Provided information:
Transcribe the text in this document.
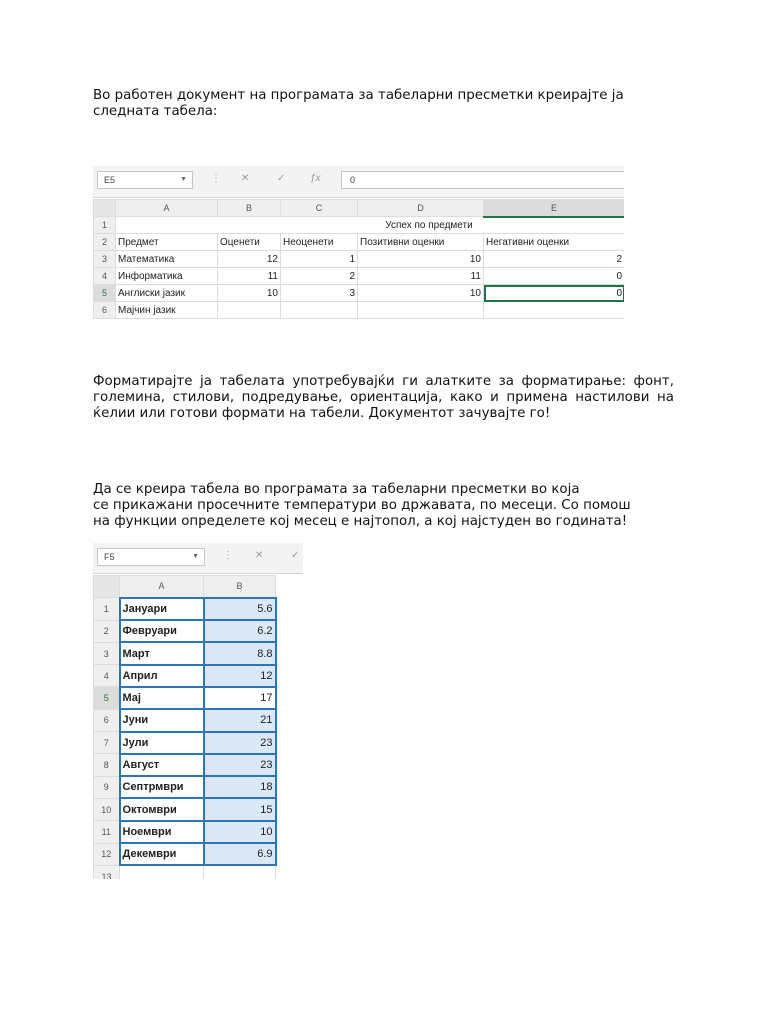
Во работен документ на програмата за табеларни пресметки креирајте ја
следната табела:
E5	▼ ⋮ ✕	✓ ƒx	0
	A	B	C	D	E
1	Успех по предмети				
2	Предмет	Оценети	Неоценети	Позитивни оценки	Негативни оценки
3	Математика	12	1	10	2
4	Информатика	11	2	11	0
5	Англиски јазик	10	3	10	0
6	Мајчин јазик				
Форматирајте ја табелата употребувајќи ги алатките за форматирање: фонт, големина, стилови, подредување, ориентација, како и примена настилови на ќелии или готови формати на табели. Документот зачувајте го!
Да се креира табела во програмата за табеларни пресметки во која
се прикажани просечните температури во државата, по месеци. Со помош
на функции определете кој месец е најтопол, а кој најстуден во годината!
F5	▼ ⋮ ✕	✓
	A	B
1	Јануари	5.6
2	Февруари	6.2
3	Март	8.8
4	Април	12
5	Мај	17
6	Јуни	21
7	Јули	23
8	Август	23
9	Септрмври	18
10	Октомври	15
11	Ноември	10
12	Декември	6.9
13		
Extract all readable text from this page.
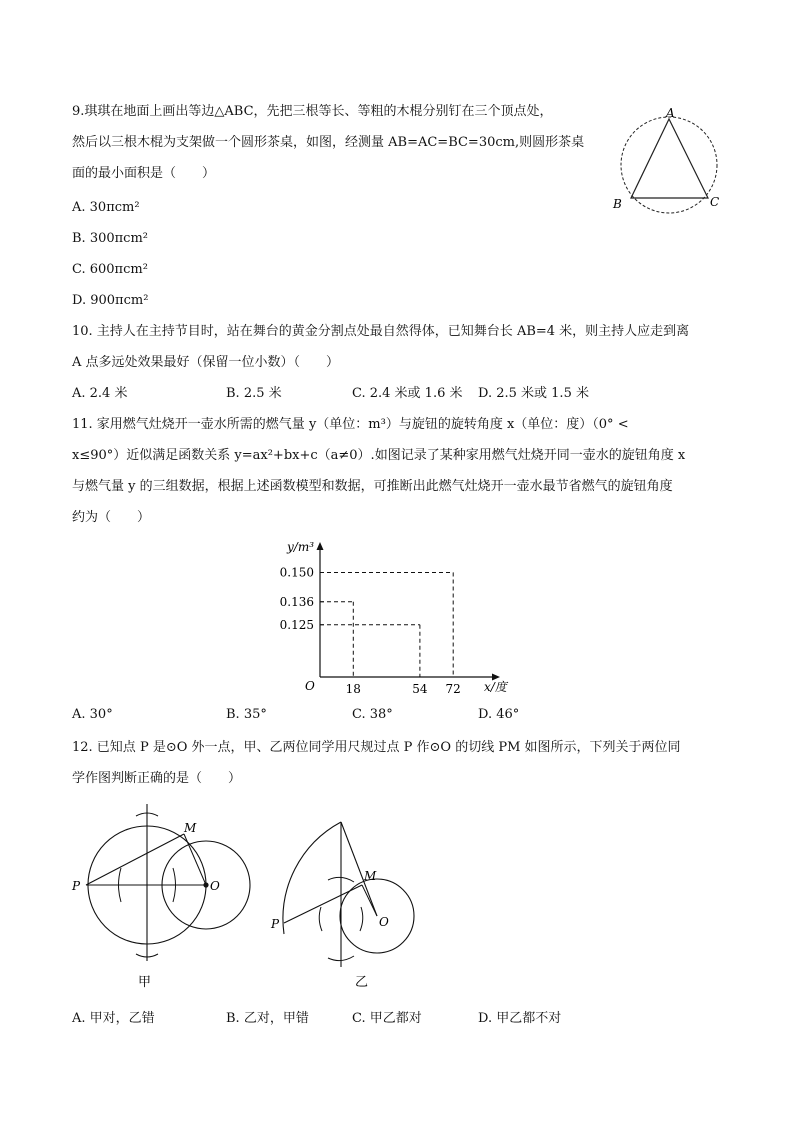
9.琪琪在地面上画出等边△ABC，先把三根等长、等粗的木棍分别钉在三个顶点处，
然后以三根木棍为支架做一个圆形茶桌，如图，经测量 AB=AC=BC=30cm,则圆形茶桌
面的最小面积是（　　）
A. 30πcm²
B. 300πcm²
C. 600πcm²
D. 900πcm²
A
B	C
10. 主持人在主持节目时，站在舞台的黄金分割点处最自然得体，已知舞台长 AB=4 米，则主持人应走到离
A 点多远处效果最好（保留一位小数）（　　）
A. 2.4 米	B. 2.5 米	C. 2.4 米或 1.6 米 D. 2.5 米或 1.5 米
11. 家用燃气灶烧开一壶水所需的燃气量 y（单位：m³）与旋钮的旋转角度 x（单位：度）（0° <
x≤90°）近似满足函数关系 y=ax²+bx+c（a≠0）.如图记录了某种家用燃气灶烧开同一壶水的旋钮角度 x
与燃气量 y 的三组数据，根据上述函数模型和数据，可推断出此燃气灶烧开一壶水最节省燃气的旋钮角度
约为（　　）
y/m³
x/度
O	18	54 72
0.150
0.136
0.125
A. 30°	B. 35°	C. 38°	D. 46°
12. 已知点 P 是⊙O 外一点，甲、乙两位同学用尺规过点 P 作⊙O 的切线 PM 如图所示，下列关于两位同
学作图判断正确的是（　　）
P
M
O
甲
P
M
O
乙
A. 甲对，乙错	B. 乙对，甲错	C. 甲乙都对	D. 甲乙都不对
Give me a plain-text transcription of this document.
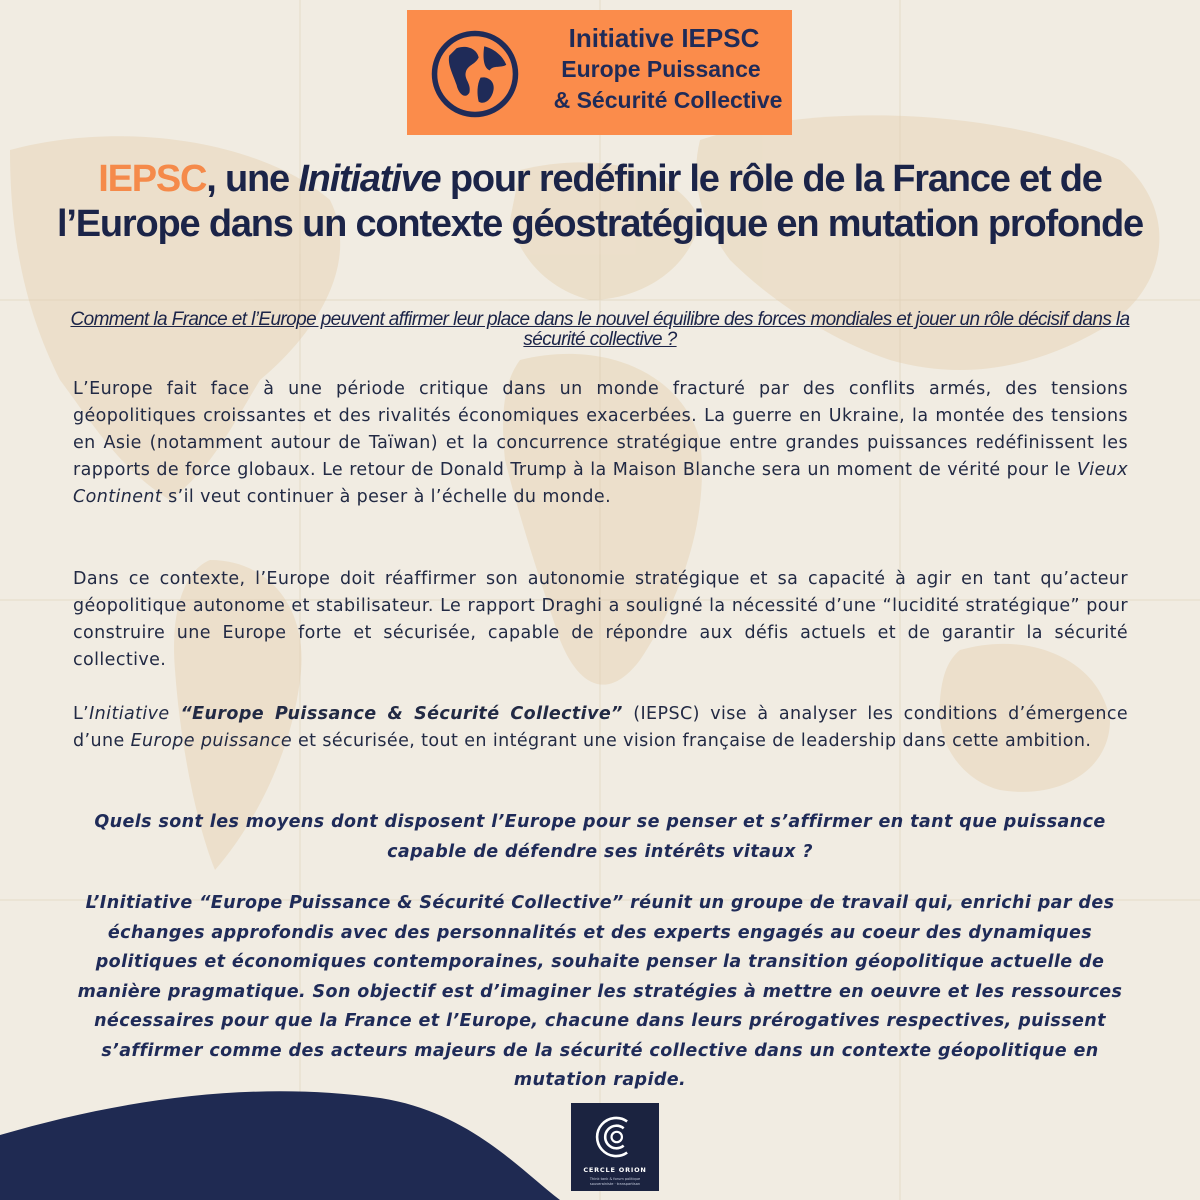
Initiative IEPSC
Europe Puissance
& Sécurité Collective
IEPSC, une Initiative pour redéfinir le rôle de la France et de l’Europe dans un contexte géostratégique en mutation profonde

Comment la France et l’Europe peuvent affirmer leur place dans le nouvel équilibre des forces mondiales et jouer un rôle décisif dans la sécurité collective ?

L’Europe fait face à une période critique dans un monde fracturé par des conflits armés, des tensions géopolitiques croissantes et des rivalités économiques exacerbées. La guerre en Ukraine, la montée des tensions en Asie (notamment autour de Taïwan) et la concurrence stratégique entre grandes puissances redéfinissent les rapports de force globaux. Le retour de Donald Trump à la Maison Blanche sera un moment de vérité pour le Vieux Continent s’il veut continuer à peser à l’échelle du monde.

Dans ce contexte, l’Europe doit réaffirmer son autonomie stratégique et sa capacité à agir en tant qu’acteur géopolitique autonome et stabilisateur. Le rapport Draghi a souligné la nécessité d’une “lucidité stratégique” pour construire une Europe forte et sécurisée, capable de répondre aux défis actuels et de garantir la sécurité collective.

L’Initiative “Europe Puissance & Sécurité Collective” (IEPSC) vise à analyser les conditions d’émergence d’une Europe puissance et sécurisée, tout en intégrant une vision française de leadership dans cette ambition.

Quels sont les moyens dont disposent l’Europe pour se penser et s’affirmer en tant que puissance capable de défendre ses intérêts vitaux ?

L’Initiative “Europe Puissance & Sécurité Collective” réunit un groupe de travail qui, enrichi par des échanges approfondis avec des personnalités et des experts engagés au coeur des dynamiques politiques et économiques contemporaines, souhaite penser la transition géopolitique actuelle de manière pragmatique. Son objectif est d’imaginer les stratégies à mettre en oeuvre et les ressources nécessaires pour que la France et l’Europe, chacune dans leurs prérogatives respectives, puissent s’affirmer comme des acteurs majeurs de la sécurité collective dans un contexte géopolitique en mutation rapide.

CERCLE ORION
Think tank & forum politique
souverainiste · transpartisan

Required task: Find how many lines in the listing contain the word "пресметки" and give that count alone.

Reply: 2